▶ **EXERCISE TASK**:
Extract all lines that hold "JSON" from the records below.

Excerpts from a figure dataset
━━━━━━━━━━━━━━━━━━━━━━━━━━━━━━
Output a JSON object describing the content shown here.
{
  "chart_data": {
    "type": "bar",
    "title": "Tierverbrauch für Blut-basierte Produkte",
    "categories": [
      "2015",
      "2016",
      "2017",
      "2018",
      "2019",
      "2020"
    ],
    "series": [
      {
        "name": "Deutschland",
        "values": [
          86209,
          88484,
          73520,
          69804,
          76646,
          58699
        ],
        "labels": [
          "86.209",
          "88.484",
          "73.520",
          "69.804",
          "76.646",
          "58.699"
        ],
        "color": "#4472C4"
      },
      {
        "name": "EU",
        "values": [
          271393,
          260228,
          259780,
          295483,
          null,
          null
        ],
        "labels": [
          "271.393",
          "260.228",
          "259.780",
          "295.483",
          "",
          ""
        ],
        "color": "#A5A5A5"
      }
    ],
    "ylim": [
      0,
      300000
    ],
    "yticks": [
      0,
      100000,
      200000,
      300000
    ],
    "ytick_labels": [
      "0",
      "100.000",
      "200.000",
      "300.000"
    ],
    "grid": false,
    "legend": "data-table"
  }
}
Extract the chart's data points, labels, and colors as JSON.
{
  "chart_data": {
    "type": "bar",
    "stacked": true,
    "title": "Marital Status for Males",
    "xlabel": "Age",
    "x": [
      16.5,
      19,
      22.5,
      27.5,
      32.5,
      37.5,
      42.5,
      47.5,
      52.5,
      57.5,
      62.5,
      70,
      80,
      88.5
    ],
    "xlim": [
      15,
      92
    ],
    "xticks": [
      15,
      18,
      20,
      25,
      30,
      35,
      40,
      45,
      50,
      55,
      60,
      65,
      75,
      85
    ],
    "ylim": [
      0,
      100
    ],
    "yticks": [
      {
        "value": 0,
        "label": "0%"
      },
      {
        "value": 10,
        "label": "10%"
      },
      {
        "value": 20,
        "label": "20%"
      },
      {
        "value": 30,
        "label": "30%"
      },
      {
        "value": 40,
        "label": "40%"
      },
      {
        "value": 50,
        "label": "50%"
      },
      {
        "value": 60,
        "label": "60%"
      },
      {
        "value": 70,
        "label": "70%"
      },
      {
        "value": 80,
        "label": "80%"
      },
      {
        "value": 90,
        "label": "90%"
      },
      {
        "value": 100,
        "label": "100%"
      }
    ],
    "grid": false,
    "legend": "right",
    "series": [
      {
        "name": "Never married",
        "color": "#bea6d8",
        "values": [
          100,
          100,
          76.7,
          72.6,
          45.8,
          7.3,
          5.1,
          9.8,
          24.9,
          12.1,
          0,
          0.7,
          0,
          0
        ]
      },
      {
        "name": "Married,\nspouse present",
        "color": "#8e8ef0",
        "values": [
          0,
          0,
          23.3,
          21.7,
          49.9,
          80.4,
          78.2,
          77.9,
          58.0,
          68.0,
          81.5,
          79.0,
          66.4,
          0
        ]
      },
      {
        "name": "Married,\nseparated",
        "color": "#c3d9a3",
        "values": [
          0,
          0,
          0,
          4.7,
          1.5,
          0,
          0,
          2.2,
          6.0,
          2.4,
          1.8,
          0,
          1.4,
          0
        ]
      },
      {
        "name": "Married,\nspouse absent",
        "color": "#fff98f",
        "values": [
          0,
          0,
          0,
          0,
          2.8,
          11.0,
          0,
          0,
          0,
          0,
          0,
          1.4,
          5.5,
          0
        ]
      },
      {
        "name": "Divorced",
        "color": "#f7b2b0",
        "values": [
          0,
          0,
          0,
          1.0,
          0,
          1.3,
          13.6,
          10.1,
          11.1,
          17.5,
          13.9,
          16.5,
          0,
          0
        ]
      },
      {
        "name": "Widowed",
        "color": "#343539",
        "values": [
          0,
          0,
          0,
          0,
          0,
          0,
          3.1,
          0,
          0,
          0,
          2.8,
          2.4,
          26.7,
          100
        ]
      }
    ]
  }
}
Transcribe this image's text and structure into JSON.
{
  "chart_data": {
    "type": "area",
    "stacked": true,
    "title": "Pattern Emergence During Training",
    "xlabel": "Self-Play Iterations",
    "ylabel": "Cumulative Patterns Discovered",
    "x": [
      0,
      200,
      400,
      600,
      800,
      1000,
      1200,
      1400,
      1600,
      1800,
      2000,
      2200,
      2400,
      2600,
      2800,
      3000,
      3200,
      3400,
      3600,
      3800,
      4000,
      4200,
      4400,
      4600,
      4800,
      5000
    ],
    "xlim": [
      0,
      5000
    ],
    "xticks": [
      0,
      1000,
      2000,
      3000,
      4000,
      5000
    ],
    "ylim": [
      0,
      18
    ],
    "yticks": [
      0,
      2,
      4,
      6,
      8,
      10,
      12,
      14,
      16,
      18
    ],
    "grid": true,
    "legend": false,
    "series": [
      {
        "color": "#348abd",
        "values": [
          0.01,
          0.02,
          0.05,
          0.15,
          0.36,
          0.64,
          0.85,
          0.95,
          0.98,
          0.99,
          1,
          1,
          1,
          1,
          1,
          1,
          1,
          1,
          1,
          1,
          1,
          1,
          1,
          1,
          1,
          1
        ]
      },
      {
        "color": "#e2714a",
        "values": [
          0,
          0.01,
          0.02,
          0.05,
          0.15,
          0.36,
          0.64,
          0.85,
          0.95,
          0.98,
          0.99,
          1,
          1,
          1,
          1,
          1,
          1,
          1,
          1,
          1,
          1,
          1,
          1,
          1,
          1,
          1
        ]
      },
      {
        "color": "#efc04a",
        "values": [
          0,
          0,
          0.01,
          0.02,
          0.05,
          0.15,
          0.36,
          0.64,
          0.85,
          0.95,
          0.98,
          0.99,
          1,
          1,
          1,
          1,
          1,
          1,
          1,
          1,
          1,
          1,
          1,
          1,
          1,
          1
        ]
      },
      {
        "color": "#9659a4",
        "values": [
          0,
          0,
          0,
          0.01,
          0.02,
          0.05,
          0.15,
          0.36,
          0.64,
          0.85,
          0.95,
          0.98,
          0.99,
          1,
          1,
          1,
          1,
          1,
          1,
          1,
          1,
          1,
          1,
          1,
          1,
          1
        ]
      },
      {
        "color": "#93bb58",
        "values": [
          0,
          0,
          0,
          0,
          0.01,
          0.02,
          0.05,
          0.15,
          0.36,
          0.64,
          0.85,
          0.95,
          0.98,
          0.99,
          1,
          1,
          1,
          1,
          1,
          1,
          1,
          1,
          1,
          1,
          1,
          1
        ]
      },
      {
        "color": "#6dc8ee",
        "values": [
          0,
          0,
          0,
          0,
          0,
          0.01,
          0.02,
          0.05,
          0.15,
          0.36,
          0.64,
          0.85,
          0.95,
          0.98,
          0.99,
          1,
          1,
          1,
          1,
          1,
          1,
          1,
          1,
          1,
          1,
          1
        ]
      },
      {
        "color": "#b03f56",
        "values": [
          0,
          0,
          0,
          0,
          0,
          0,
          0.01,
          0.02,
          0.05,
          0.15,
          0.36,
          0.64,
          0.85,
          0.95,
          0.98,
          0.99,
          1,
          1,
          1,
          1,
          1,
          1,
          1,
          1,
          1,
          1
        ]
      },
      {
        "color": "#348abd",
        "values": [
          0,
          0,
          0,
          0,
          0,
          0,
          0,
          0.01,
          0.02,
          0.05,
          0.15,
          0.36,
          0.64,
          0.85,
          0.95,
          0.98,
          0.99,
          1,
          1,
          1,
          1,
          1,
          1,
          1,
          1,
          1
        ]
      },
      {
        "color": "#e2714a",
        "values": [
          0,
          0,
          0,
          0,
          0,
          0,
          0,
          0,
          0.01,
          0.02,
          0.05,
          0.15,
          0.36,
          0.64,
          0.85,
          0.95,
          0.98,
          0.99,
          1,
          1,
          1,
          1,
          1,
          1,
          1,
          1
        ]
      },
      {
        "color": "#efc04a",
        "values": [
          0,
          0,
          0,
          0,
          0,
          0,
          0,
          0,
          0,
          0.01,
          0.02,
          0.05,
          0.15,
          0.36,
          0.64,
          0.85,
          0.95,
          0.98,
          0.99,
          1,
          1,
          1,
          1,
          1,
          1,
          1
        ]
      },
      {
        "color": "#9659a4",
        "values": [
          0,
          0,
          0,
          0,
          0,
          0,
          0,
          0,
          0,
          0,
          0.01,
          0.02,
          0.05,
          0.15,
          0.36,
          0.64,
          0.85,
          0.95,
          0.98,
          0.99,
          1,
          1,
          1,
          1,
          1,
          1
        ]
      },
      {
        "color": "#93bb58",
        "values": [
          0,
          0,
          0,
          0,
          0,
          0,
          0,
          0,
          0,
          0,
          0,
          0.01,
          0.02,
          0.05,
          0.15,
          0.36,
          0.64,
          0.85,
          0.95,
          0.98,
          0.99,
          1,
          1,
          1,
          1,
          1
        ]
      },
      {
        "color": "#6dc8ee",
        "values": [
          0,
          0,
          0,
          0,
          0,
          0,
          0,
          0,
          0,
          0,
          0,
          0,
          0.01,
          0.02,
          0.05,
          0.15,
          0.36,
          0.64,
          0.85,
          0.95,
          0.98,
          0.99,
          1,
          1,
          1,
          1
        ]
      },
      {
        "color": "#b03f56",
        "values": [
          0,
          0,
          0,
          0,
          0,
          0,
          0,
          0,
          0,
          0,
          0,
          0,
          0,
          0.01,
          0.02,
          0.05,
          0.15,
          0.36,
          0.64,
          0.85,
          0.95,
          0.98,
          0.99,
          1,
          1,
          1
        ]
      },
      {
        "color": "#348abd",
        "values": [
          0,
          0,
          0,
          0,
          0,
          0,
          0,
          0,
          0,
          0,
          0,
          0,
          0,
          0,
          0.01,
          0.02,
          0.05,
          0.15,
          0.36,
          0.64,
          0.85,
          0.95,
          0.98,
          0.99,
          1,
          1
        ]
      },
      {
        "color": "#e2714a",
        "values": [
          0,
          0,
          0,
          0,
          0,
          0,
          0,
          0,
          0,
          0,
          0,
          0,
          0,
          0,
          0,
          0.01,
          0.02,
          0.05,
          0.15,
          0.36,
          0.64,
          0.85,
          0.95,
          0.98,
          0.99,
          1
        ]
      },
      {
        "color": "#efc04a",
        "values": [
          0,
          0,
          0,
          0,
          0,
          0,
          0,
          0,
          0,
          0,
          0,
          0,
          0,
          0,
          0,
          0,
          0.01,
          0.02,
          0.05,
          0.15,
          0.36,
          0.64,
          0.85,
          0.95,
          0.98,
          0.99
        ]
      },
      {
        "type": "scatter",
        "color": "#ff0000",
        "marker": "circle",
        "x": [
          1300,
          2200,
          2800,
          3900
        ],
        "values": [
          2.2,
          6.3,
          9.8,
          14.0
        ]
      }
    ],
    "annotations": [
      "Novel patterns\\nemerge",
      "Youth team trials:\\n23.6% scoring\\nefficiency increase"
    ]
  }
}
━━━━━━━━━━━━━━━━━━━━━━━━━━━━━━
▶ **EXERCISE OUTPUT**:
Output a JSON object describing the content shown here.
Extract the chart's data points, labels, and colors as JSON.
Transcribe this image's text and structure into JSON.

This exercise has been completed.